Entries with figure data:
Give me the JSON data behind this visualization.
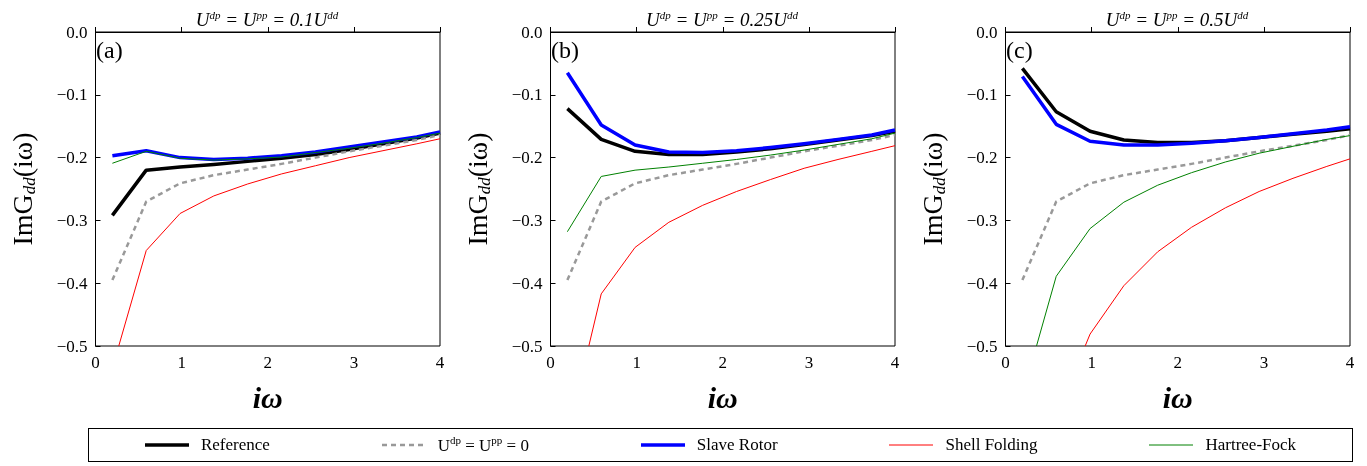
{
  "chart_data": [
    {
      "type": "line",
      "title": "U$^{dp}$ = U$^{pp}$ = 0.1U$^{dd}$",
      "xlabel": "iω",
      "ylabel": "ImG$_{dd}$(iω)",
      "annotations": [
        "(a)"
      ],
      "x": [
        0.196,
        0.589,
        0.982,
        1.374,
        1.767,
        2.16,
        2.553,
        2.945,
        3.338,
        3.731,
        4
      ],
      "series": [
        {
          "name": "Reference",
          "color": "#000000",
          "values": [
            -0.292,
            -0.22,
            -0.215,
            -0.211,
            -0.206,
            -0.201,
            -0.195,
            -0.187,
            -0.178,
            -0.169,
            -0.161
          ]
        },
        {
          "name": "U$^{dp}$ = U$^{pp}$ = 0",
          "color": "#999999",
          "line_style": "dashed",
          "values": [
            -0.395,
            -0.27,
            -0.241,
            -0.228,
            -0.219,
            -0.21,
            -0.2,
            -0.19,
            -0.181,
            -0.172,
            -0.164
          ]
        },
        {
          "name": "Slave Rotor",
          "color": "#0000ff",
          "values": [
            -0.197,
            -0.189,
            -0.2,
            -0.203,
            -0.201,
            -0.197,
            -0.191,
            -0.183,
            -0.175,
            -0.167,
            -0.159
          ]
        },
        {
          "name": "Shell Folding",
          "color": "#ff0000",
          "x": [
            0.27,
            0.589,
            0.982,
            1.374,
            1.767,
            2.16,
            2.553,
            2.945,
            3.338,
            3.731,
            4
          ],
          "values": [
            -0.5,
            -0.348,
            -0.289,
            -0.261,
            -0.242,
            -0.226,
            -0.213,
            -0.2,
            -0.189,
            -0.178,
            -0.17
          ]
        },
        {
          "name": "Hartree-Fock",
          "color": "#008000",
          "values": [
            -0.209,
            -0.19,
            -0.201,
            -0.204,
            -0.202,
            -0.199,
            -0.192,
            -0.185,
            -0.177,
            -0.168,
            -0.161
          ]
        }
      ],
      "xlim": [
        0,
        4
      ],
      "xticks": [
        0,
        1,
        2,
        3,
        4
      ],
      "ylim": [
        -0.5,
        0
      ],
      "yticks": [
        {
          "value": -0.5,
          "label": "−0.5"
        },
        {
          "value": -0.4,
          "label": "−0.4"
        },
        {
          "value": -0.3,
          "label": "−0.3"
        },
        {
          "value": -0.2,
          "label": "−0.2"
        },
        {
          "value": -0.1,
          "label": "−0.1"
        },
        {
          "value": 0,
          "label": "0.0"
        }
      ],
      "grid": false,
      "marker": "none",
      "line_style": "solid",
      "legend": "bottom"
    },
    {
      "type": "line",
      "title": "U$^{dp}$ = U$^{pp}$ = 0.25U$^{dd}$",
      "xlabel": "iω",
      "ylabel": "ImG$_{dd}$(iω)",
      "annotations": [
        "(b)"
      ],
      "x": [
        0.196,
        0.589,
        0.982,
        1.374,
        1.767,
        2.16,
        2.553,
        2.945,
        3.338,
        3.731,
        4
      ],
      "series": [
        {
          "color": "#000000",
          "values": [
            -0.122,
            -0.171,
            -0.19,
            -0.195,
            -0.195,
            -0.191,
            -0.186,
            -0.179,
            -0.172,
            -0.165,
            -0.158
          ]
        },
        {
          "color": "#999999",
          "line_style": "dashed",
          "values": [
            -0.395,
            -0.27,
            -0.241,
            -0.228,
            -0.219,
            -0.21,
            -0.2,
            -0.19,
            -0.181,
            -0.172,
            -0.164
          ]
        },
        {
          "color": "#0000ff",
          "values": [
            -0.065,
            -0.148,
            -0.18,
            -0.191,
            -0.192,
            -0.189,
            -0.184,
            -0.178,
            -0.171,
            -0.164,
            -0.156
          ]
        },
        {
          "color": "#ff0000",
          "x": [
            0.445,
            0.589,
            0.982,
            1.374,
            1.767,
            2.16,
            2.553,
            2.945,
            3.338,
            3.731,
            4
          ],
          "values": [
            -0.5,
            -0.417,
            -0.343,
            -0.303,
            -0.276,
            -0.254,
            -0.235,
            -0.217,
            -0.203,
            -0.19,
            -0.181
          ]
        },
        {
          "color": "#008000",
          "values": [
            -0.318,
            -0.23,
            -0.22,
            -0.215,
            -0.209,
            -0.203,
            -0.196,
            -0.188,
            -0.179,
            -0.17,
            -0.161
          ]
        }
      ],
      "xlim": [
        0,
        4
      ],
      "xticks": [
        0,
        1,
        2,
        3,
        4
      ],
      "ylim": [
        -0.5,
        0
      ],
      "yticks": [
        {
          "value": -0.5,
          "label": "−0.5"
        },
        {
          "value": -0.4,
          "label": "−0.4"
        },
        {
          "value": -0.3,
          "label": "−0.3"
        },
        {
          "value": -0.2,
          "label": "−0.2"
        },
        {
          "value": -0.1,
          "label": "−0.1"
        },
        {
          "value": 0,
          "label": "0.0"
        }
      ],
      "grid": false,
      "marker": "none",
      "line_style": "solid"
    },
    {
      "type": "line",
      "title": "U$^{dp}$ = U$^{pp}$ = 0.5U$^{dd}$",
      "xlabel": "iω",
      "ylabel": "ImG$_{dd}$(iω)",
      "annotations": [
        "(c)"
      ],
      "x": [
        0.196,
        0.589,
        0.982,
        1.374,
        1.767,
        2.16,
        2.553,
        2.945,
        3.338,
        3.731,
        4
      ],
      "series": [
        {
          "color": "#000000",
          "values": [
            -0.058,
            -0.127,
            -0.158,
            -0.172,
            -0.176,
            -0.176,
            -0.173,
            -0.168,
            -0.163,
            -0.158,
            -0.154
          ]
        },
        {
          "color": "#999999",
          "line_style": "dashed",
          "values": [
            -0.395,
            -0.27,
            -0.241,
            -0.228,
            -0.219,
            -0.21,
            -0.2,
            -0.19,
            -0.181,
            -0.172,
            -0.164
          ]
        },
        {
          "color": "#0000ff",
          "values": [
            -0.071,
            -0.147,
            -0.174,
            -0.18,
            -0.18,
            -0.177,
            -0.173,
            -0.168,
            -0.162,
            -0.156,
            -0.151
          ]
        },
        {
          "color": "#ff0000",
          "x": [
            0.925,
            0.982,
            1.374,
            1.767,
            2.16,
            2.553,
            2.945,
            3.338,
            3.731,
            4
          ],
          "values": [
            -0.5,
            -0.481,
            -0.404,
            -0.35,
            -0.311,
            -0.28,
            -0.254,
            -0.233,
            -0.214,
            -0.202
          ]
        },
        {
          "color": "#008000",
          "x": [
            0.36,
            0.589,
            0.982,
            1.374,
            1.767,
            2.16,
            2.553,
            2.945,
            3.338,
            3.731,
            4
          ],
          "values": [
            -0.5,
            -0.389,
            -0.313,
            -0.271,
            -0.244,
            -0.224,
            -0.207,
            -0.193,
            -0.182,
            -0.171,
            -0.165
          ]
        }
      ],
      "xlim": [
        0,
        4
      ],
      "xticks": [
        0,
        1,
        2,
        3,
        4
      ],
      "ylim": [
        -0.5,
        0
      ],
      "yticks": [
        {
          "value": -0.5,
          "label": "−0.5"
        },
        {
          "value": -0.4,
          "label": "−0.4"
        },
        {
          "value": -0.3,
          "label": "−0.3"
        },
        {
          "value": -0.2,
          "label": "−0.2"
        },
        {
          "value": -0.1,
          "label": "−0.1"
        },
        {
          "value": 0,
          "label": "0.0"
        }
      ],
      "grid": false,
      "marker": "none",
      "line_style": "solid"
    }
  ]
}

→ YOUR INSTRUCTIONS
Copy out each line of the data containing the string "title".

→ OUTPUT FOR THIS EXERCISE
      "title": "U$^{dp}$ = U$^{pp}$ = 0.1U$^{dd}$",
      "title": "U$^{dp}$ = U$^{pp}$ = 0.25U$^{dd}$",
      "title": "U$^{dp}$ = U$^{pp}$ = 0.5U$^{dd}$",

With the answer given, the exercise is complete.